YOUR TASKS
1. The text on human interdependence says that no mitzvah is held in higher regard than visiting the sick. What reasons does it give for this?
2. Return the passage of the text on human interdependence that begins at the words "Others of us" and stops after "this dreaded disease.".

TEXT EXCERPT
----
Today is May 31, 2020 -
The Interdependence of All Human Beings
“Whether we realize it or not, each of us is eternally in the “red”.
We are everlasting debtors to known and unknown men and women….”
“Many times a day I realize how much my own outer and inner life is built upon the labors of my fellow human beings…and how earnestly I must exert myself in order to give in return as much as I have received.”
These two quotes, spoken by Albert Einstein and The Rev. Martin Luther King, respectively, while timeless and universal in nature, have become even more germane and compelling with the current Covid-19 Pandemic, a disease that makes no distinctions based on race, ethnicity, nationality, religion, or gender identity. In the words of Antonio Guterres, Secretary-General of United Nations, “it is a public health emergency-but it is far more. It is an economic crisis. A social crisis. And a human crisis that is fast becoming a human rights crisis.”
Hillel, the great 1st Century C.E. rabbi, calls upon each of us, especially at challenging times like the present, to strike a balance in our own lives between caring for our individual well-being and that of our families, and caring for the well-being of others, especially the well-being of those whose needs may be greater than our own.
And while recognizing that none of us has the time, talents, and finances to single-handedly, or even as a synagogue community, address the many challenges created by a crisis like the Coronavirus Pandemic, our sacred texts make equally clear that our inability to solve or remedy a problem in no way relieves us of the responsibility to do all that we can! [Pirkei Avot Ch.2:16]
Each day, for example, millions of Americans leave their homes and go to work as health care providers, seamstresses sewing protective masks and gowns, police and fire people, pharmacists, shelf-stockers, clerks, and cashiers, delivery persons, etc., placing their own health and that of their families at risk to serve the greater community.
Others of us have the luxury of working from our homes, while still others have voluntarily decided to stay at home, and in doing so are protecting, not only the health of their own families and themselves, but are, at the same time, protecting others from contracting this dreaded disease.
I would like to now offer two important ways in our Tradition that each of us can do our part to respond to this Pandemic and to bring peace and healing to our own synagogue community and to the greater community without, in any way, risking our own health and well-being.
Whether one defines a mitzvah as an “obligation” or a “good deed,” no mitzvah in our Tradition is held in higher regard than that of “visiting the sick,” bikkur cholim in Hebrew. Performing this mitzvah, according to our sacred texts, is one of the primary ways that we humans can emulate the ways of God, and is one of the few mitzvot that bring reward in this world and in the world to come.
Today, the mitzvah of bikkur cholim has been expanded to include, not only physically visiting, but calling, face timing, Skyping, and Zooming, and, not only visiting the sick, but also reaching out to the homebound, those living alone, those grieving a major loss, etc.
----
[Page layout parsing data]
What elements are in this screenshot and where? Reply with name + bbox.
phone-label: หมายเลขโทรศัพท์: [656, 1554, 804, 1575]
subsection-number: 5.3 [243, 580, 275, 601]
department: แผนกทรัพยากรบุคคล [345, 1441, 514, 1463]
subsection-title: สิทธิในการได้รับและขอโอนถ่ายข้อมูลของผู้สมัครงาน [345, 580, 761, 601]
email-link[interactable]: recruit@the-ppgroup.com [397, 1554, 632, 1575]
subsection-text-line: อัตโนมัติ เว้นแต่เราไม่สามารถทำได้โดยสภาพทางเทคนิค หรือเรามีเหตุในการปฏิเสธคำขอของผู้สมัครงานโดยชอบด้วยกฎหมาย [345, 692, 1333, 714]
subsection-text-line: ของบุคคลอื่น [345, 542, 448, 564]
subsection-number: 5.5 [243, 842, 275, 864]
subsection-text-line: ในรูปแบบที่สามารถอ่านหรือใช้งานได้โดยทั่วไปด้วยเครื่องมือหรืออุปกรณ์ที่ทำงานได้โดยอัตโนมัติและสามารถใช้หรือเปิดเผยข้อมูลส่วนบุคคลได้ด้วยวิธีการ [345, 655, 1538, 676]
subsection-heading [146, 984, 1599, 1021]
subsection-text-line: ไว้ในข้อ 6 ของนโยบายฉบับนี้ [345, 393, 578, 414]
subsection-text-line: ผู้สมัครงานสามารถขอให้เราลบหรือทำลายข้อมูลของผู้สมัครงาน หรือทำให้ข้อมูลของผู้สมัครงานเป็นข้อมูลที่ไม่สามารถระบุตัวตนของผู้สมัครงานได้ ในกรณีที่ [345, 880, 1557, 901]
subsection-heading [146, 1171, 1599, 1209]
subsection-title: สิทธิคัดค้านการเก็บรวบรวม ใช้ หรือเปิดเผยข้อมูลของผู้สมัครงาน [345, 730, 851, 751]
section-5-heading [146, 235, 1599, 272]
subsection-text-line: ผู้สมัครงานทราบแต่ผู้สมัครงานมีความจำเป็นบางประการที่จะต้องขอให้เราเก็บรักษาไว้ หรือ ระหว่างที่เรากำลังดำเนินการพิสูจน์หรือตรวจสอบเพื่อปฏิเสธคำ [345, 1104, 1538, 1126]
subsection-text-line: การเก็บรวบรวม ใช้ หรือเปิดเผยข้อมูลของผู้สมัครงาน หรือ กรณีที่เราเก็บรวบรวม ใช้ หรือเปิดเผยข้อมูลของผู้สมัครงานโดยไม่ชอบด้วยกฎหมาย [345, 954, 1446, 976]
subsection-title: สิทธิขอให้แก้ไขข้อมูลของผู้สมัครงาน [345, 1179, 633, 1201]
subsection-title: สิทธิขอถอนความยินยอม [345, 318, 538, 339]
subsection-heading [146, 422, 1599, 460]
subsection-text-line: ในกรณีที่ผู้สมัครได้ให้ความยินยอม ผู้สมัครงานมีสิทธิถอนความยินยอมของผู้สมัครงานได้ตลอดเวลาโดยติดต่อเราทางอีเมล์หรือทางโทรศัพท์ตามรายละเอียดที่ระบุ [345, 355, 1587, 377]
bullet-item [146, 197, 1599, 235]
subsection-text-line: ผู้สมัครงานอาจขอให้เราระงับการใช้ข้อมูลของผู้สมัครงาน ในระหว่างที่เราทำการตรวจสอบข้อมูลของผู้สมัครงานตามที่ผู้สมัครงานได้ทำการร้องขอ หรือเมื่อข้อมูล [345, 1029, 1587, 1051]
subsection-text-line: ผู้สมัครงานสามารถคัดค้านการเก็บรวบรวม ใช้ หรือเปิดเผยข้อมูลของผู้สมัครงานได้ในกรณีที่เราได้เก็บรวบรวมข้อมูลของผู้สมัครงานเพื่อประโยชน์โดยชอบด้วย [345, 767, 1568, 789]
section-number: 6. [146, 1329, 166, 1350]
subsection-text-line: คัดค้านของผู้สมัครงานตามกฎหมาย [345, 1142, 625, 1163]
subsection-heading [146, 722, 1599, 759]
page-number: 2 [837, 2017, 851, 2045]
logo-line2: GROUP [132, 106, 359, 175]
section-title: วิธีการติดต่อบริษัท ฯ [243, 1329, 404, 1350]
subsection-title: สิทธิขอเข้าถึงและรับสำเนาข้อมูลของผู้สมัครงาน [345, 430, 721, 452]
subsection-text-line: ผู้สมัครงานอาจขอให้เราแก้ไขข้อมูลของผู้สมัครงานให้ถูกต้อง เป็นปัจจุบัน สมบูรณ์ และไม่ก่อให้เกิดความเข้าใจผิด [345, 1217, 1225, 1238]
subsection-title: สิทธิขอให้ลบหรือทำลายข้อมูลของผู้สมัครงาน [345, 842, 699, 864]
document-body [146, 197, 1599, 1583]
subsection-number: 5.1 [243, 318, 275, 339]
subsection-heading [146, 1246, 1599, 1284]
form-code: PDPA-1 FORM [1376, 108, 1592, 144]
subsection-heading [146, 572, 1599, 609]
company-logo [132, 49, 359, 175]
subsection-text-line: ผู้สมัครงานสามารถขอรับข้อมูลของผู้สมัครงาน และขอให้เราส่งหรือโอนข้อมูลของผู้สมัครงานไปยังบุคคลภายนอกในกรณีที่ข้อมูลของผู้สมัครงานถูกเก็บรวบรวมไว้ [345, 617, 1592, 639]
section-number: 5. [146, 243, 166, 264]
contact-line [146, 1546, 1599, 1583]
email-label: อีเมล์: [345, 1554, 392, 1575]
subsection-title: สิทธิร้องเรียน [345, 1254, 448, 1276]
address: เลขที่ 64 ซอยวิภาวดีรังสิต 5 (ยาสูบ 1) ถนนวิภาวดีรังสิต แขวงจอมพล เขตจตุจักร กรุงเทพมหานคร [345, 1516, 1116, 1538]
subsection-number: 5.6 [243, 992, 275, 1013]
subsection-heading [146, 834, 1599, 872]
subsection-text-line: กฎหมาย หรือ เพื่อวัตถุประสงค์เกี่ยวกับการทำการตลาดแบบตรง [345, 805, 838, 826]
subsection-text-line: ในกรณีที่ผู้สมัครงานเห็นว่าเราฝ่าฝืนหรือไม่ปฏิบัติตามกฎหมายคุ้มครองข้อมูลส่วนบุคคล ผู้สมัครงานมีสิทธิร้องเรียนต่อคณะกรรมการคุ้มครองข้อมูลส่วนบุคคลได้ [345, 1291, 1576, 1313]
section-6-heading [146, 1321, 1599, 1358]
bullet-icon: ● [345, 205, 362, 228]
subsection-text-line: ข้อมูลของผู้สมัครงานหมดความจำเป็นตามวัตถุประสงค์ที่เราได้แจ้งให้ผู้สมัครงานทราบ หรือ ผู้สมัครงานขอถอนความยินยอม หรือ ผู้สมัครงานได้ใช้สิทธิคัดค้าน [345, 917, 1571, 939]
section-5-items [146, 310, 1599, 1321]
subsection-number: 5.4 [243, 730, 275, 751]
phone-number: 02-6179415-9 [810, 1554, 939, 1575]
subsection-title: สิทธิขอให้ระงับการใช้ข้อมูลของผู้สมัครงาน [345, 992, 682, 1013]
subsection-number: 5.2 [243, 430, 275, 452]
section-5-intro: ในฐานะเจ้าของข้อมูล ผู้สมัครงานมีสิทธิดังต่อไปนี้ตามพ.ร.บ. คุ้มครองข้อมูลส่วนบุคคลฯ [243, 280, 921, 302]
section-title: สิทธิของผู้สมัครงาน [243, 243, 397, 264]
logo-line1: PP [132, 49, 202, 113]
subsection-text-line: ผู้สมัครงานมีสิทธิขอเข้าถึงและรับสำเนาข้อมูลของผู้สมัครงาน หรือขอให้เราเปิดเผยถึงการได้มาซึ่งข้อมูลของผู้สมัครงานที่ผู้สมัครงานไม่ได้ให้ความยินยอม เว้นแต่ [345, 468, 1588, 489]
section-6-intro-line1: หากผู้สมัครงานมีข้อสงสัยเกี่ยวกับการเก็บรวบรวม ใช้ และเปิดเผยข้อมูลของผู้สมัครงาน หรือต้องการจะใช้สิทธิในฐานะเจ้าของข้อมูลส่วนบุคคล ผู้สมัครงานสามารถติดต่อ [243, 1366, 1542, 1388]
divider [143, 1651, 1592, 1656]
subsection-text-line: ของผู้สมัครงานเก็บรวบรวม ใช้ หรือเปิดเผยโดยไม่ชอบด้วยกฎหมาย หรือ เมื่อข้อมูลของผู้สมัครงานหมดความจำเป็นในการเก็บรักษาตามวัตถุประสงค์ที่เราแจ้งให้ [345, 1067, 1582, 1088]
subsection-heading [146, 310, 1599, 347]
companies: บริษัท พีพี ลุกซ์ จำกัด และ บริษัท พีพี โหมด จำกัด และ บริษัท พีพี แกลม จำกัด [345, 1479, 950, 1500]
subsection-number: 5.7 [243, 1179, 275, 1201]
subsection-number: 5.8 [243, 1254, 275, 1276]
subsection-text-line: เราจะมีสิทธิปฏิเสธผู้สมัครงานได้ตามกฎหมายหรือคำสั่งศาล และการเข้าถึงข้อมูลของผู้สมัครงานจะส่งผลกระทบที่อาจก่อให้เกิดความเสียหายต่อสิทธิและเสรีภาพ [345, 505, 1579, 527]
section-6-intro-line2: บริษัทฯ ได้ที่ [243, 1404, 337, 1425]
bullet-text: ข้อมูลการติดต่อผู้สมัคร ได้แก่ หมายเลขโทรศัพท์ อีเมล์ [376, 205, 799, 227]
----
ANSWERS FOR THIS EXERCISE
1. According to the sacred texts it cites, performing bikkur cholim is one of the primary ways humans can emulate the ways of God. It is also one of the few mitzvot that bring reward both in this world and in the world to come.

2.
Others of us have the luxury of working from our homes, while still others have voluntarily decided to stay at home, and in doing so are protecting, not only the health of their own families and themselves, but are, at the same time, protecting others from contracting this dreaded disease.